▶ **Enunciado**
Actualiza el tramo del texto sobre los pueblos de colonización que va de "Tras la destrucción, llegó" a "a una vivienda." y cambia "tierras baldías" por "terrenos yermos".

Tras la destrucción, llegó el momento de la construcción.
El 18 de octubre de 1939, apenas siete meses después de que el general Francisco Franco diera por terminada la guerra civil española, el régimen dictatorial surgido de la contienda creó el Instituto Nacional de Colonización (INC). En un contexto de pobreza generalizada, este organismo tenía la misión de poblar zonas rurales vacías y, de paso, dar un impulso a la producción agrícola, convirtiendo tierras baldías en fértiles. Con ese fin, financió la construcción de asentamientos de nueva planta destinados a familias que estaban dispuestas a trabajar en el campo a cambio de la posibilidad de acceder a una vivienda.
Hasta 1971, el INC proyectó 300 pueblos de colonización por toda España, en los que se instalaron alrededor de 55.000 familias. Un experimento migratorio sin precedentes en el país que, no obstante, cayó en el olvido: hoy, más allá de historiadores y académicos, pocos conocen este episodio.

▶ **Datos extraídos**
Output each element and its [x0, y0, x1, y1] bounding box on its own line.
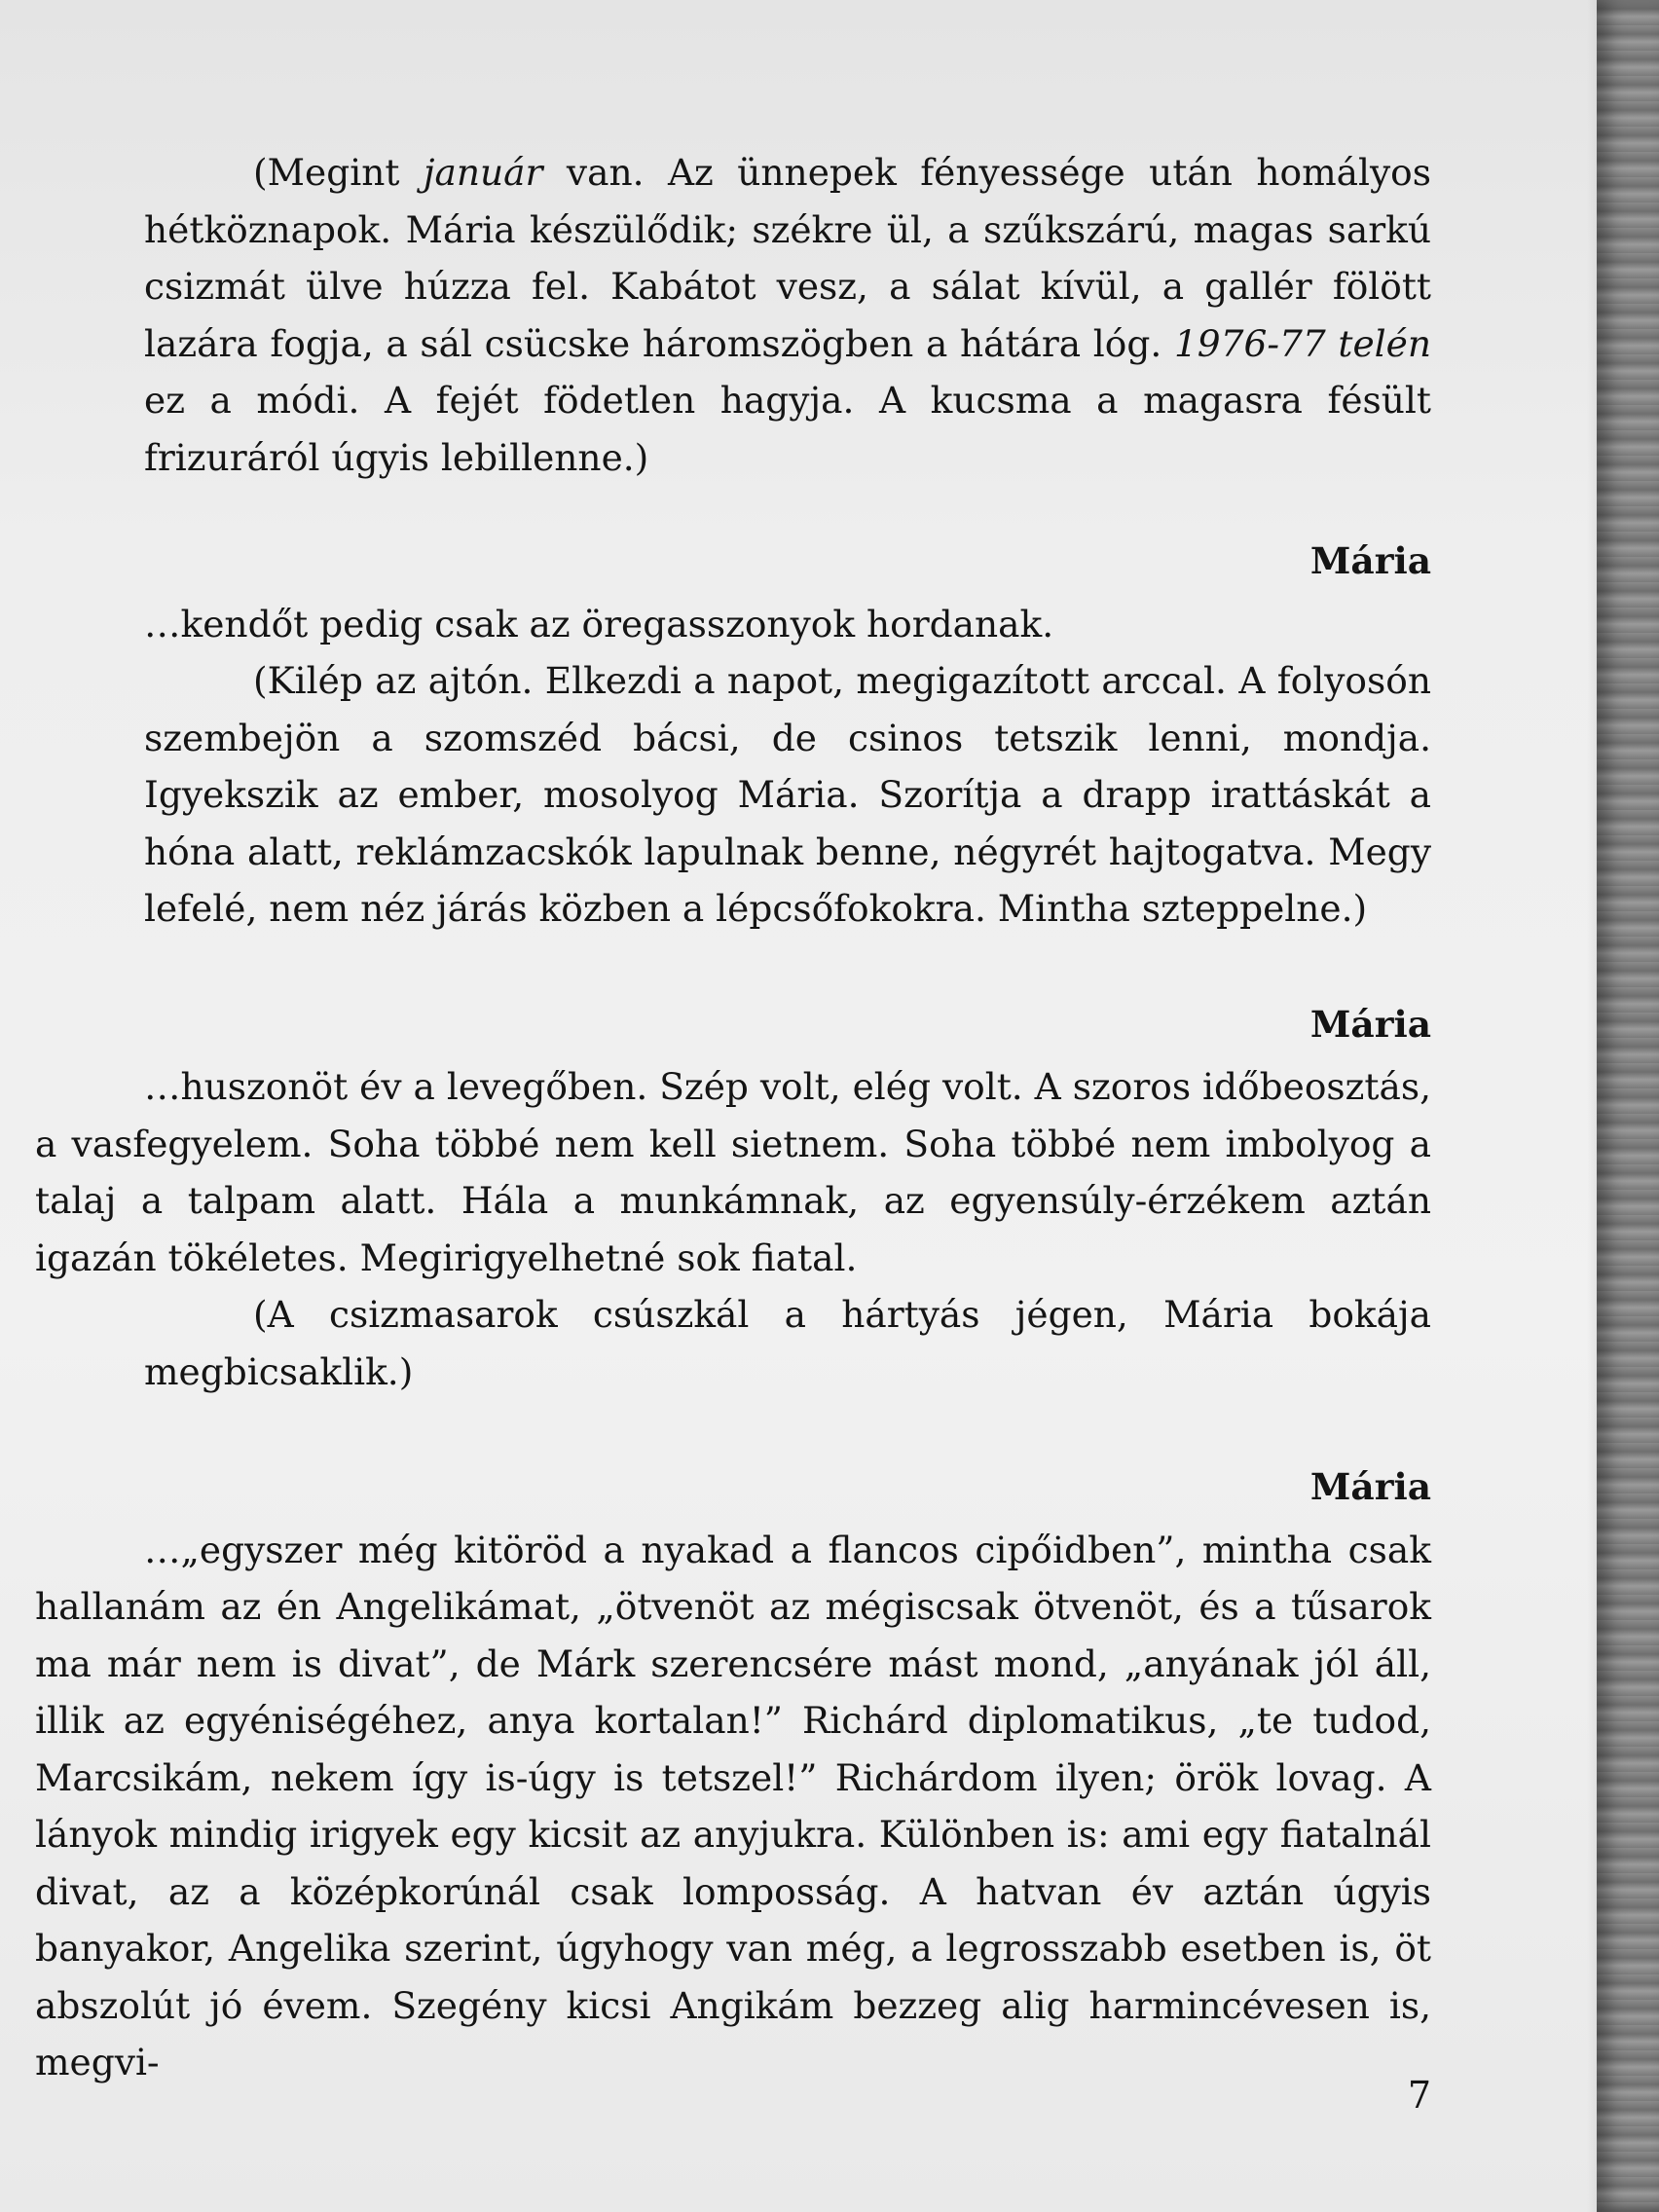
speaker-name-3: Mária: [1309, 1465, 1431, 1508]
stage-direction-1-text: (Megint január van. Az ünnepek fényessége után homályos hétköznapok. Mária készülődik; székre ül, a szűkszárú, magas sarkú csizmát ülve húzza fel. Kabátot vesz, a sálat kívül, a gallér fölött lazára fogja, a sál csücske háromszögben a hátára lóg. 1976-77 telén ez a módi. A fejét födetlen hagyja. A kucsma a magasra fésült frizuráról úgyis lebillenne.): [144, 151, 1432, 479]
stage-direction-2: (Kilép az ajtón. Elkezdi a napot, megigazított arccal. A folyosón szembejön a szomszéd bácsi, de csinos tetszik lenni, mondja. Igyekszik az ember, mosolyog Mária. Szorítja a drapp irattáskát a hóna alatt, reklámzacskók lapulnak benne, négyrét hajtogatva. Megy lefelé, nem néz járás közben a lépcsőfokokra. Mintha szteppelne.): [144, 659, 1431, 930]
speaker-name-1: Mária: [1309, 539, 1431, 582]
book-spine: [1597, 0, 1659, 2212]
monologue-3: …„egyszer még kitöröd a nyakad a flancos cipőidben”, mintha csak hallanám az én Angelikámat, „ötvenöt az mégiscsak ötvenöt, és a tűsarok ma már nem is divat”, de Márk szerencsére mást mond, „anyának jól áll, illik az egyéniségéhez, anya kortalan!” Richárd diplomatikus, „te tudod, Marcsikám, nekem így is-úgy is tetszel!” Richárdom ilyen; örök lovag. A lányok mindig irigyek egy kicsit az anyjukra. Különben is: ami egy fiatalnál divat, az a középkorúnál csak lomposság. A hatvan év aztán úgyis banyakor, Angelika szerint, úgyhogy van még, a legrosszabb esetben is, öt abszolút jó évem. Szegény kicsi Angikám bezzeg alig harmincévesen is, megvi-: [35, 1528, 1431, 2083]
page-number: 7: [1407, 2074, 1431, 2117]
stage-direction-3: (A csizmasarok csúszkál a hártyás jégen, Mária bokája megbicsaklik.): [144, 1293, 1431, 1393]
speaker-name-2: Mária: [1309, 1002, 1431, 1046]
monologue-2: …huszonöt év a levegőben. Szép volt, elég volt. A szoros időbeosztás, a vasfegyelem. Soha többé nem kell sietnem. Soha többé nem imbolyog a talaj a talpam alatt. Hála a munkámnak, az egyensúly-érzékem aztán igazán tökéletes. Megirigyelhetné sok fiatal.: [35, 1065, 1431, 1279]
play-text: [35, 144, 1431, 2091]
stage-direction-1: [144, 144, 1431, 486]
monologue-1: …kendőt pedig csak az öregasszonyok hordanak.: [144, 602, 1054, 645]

▶ **Ejercicio resuelto**
Tras la destrucción, llegó el momento de la construcción.
El 18 de octubre de 1939, apenas siete meses después de que el general Francisco Franco diera por terminada la guerra civil española, el régimen dictatorial surgido de la contienda creó el Instituto Nacional de Colonización (INC). En un contexto de pobreza generalizada, este organismo tenía la misión de poblar zonas rurales vacías y, de paso, dar un impulso a la producción agrícola, convirtiendo terrenos yermos en fértiles. Con ese fin, financió la construcción de asentamientos de nueva planta destinados a familias que estaban dispuestas a trabajar en el campo a cambio de la posibilidad de acceder a una vivienda.